— BEGIN —

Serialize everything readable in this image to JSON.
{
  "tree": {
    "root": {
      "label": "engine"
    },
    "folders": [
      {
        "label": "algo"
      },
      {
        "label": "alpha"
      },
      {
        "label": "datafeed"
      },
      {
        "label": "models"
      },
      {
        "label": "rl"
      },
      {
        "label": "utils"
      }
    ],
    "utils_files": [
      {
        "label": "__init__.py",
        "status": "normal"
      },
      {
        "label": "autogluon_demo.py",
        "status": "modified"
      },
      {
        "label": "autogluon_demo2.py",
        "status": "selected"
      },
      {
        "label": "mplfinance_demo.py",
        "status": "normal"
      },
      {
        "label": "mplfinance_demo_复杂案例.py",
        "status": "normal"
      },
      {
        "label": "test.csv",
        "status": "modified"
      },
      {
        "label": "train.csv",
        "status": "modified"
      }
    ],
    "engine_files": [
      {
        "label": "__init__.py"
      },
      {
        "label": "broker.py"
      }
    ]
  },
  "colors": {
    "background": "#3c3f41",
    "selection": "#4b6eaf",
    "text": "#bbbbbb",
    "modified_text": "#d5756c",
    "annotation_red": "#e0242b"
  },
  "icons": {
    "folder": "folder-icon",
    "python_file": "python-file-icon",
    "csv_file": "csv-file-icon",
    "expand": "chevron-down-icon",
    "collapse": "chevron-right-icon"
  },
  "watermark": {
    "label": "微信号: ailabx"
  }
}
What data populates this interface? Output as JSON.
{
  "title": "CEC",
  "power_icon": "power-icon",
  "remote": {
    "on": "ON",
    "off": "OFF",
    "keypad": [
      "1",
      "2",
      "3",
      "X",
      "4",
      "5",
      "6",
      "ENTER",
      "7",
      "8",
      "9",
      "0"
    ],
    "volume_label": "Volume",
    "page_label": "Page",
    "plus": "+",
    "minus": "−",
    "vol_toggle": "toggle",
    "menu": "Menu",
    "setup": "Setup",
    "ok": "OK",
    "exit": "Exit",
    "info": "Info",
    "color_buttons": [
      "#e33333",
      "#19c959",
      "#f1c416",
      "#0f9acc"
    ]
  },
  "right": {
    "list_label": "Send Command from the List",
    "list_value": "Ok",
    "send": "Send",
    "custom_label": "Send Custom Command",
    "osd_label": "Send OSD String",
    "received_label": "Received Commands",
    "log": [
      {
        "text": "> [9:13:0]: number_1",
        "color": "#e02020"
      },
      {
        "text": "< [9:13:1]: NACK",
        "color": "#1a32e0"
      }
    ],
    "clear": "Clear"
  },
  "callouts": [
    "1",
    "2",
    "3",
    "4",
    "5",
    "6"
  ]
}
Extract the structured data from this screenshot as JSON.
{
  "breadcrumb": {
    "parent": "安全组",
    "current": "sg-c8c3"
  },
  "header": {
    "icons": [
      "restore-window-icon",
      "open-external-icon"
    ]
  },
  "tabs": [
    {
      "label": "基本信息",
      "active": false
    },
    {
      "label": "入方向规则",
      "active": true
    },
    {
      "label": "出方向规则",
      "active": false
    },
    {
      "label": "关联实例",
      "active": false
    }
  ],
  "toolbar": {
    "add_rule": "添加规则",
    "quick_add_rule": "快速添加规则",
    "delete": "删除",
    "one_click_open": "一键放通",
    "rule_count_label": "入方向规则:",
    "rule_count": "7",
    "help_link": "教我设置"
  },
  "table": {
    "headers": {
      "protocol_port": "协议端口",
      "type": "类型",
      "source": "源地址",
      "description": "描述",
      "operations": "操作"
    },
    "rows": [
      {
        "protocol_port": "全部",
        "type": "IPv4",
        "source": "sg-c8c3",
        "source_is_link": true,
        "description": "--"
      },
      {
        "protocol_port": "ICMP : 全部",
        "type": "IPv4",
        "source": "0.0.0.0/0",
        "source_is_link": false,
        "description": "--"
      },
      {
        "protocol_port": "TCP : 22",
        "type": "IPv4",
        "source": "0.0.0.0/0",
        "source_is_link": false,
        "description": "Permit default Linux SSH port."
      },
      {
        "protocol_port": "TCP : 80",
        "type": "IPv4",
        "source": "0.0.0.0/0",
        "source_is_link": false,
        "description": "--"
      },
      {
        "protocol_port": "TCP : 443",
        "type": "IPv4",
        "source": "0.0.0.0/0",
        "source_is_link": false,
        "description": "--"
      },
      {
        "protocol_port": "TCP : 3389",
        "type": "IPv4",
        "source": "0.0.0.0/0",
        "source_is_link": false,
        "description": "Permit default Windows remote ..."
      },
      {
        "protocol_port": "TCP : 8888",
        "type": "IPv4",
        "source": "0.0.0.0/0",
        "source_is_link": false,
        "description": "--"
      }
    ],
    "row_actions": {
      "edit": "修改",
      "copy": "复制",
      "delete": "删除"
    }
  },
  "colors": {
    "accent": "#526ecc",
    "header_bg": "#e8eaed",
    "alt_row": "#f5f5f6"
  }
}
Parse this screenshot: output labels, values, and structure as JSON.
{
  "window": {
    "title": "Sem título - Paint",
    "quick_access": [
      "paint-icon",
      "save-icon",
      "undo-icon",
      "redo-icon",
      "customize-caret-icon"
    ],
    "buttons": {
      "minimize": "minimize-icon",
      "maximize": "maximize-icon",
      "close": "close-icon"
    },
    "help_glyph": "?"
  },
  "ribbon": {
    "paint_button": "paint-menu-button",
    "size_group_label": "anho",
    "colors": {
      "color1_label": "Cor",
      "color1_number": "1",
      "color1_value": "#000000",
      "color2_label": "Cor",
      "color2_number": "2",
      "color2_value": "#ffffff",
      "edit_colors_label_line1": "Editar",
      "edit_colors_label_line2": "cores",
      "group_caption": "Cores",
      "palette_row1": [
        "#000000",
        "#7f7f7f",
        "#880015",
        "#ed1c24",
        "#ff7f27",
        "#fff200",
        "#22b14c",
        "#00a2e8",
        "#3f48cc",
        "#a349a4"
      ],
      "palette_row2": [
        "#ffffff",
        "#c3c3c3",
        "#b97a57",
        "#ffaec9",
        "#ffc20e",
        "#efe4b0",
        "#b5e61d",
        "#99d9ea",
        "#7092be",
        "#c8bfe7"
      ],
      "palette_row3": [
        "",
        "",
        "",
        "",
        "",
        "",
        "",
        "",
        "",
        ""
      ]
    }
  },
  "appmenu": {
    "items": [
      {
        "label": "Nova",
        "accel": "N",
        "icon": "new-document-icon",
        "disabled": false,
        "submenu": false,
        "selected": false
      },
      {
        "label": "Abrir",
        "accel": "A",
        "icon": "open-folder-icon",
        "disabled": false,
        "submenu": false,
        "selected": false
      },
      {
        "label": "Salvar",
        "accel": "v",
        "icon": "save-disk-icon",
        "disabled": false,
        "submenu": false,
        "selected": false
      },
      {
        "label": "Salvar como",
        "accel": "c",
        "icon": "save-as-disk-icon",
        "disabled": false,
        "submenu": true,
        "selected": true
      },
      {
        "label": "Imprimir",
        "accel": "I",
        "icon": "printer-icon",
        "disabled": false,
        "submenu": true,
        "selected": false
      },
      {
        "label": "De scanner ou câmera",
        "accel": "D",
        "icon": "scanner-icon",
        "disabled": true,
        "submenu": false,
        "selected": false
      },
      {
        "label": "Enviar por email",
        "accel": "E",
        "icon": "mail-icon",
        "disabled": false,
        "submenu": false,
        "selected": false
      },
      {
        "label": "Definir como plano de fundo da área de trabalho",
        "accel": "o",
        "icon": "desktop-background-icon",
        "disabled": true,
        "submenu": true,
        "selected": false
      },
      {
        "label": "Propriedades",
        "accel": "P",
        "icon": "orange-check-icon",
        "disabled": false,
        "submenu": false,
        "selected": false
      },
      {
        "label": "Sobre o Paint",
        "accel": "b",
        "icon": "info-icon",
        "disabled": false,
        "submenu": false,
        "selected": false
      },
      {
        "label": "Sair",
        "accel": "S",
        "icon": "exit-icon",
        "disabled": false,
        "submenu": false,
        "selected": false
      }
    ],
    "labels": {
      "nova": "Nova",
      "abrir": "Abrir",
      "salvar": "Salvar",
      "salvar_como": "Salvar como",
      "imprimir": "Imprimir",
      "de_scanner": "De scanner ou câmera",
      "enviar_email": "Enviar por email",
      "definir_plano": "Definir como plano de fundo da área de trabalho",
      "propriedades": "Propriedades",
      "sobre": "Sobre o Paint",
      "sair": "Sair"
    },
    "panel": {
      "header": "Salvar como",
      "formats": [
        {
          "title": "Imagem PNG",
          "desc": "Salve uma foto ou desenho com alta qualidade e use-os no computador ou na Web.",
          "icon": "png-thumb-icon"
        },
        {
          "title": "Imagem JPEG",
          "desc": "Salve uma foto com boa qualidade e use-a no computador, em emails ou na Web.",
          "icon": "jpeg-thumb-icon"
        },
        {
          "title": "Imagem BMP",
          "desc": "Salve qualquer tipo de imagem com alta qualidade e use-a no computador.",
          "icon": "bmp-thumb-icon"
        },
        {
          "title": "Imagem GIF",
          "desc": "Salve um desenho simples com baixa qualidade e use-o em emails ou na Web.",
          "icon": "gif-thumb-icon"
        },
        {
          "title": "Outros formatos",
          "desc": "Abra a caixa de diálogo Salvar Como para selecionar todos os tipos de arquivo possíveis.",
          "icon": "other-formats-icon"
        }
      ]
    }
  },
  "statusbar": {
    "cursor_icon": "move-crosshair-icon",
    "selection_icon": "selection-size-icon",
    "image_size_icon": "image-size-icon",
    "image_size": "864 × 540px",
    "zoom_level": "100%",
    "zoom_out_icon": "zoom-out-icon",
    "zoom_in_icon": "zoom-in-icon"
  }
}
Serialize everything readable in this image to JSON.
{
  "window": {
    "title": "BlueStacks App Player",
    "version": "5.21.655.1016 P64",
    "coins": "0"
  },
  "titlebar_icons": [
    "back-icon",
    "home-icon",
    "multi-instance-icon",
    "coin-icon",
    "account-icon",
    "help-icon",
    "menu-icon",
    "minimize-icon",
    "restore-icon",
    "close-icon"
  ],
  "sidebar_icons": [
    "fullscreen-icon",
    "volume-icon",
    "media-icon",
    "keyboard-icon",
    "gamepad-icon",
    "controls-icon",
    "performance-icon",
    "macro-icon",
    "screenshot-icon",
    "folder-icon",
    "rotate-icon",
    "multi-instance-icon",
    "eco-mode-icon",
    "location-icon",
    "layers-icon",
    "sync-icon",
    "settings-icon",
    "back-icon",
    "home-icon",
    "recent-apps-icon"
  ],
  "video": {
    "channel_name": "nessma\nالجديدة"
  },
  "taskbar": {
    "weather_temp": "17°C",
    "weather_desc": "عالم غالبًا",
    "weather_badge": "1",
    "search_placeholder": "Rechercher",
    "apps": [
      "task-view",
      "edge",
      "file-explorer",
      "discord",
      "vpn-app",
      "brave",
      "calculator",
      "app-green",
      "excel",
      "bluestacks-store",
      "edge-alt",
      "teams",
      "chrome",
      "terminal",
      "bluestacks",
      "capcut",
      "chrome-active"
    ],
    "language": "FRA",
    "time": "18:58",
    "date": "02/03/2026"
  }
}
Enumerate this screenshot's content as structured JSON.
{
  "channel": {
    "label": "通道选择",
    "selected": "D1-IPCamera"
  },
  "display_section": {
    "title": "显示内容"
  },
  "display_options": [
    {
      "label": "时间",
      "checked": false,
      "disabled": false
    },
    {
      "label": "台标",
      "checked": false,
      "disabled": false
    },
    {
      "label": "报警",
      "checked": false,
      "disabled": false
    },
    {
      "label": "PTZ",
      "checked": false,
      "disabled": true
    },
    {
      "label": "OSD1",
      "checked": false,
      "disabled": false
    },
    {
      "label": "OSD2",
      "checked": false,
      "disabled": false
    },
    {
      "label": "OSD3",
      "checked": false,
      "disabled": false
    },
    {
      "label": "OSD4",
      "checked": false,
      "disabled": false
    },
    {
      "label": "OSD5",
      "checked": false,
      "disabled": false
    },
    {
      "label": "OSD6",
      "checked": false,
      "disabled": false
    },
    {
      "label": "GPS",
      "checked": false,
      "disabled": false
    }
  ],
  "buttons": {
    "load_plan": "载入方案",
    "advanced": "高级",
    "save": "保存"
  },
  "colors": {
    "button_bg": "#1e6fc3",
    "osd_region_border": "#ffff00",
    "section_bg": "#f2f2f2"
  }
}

— END —

What you will do: Locate the word "background" in the records and collect each line it appears in.

Solved exercise:
    "background": "#3c3f41",
        "icon": "desktop-background-icon",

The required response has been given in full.